◆ **WORK REQUIRED**:
Reproduce the listing below character for character; drop every image.
* start DATA FOR PROCESSING *
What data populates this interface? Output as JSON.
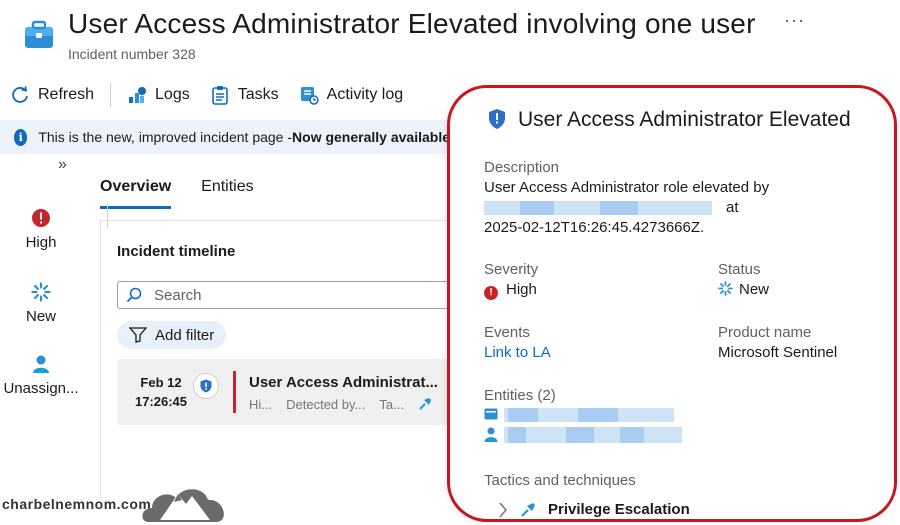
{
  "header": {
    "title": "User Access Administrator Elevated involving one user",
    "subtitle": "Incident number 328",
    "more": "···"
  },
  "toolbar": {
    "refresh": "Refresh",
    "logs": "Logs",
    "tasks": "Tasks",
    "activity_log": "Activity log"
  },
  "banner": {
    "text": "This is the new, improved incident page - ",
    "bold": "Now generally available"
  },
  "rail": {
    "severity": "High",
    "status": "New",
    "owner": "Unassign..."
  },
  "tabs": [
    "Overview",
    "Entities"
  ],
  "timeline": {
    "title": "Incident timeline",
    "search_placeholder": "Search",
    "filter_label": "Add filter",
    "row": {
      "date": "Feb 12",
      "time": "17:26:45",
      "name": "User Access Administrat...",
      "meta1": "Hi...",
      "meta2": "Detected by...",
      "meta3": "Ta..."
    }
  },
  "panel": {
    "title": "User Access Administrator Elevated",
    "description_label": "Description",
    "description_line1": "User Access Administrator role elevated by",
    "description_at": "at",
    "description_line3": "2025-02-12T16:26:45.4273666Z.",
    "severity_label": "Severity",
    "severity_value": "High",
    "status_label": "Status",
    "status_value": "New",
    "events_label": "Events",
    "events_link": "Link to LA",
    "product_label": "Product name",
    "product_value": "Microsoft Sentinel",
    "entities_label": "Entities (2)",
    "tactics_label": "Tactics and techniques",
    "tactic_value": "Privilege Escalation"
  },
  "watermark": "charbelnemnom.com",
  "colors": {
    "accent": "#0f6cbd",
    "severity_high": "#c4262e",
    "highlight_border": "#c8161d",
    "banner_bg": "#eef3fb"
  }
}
* end DATA FOR PROCESSING *
◆ **EXERCISE RESULT**:
What data populates this interface? Output as JSON.
{
  "header": {
    "title": "User Access Administrator Elevated involving one user",
    "subtitle": "Incident number 328",
    "more": "···"
  },
  "toolbar": {
    "refresh": "Refresh",
    "logs": "Logs",
    "tasks": "Tasks",
    "activity_log": "Activity log"
  },
  "banner": {
    "text": "This is the new, improved incident page - ",
    "bold": "Now generally available"
  },
  "rail": {
    "severity": "High",
    "status": "New",
    "owner": "Unassign..."
  },
  "tabs": [
    "Overview",
    "Entities"
  ],
  "timeline": {
    "title": "Incident timeline",
    "search_placeholder": "Search",
    "filter_label": "Add filter",
    "row": {
      "date": "Feb 12",
      "time": "17:26:45",
      "name": "User Access Administrat...",
      "meta1": "Hi...",
      "meta2": "Detected by...",
      "meta3": "Ta..."
    }
  },
  "panel": {
    "title": "User Access Administrator Elevated",
    "description_label": "Description",
    "description_line1": "User Access Administrator role elevated by",
    "description_at": "at",
    "description_line3": "2025-02-12T16:26:45.4273666Z.",
    "severity_label": "Severity",
    "severity_value": "High",
    "status_label": "Status",
    "status_value": "New",
    "events_label": "Events",
    "events_link": "Link to LA",
    "product_label": "Product name",
    "product_value": "Microsoft Sentinel",
    "entities_label": "Entities (2)",
    "tactics_label": "Tactics and techniques",
    "tactic_value": "Privilege Escalation"
  },
  "watermark": "charbelnemnom.com",
  "colors": {
    "accent": "#0f6cbd",
    "severity_high": "#c4262e",
    "highlight_border": "#c8161d",
    "banner_bg": "#eef3fb"
  }
}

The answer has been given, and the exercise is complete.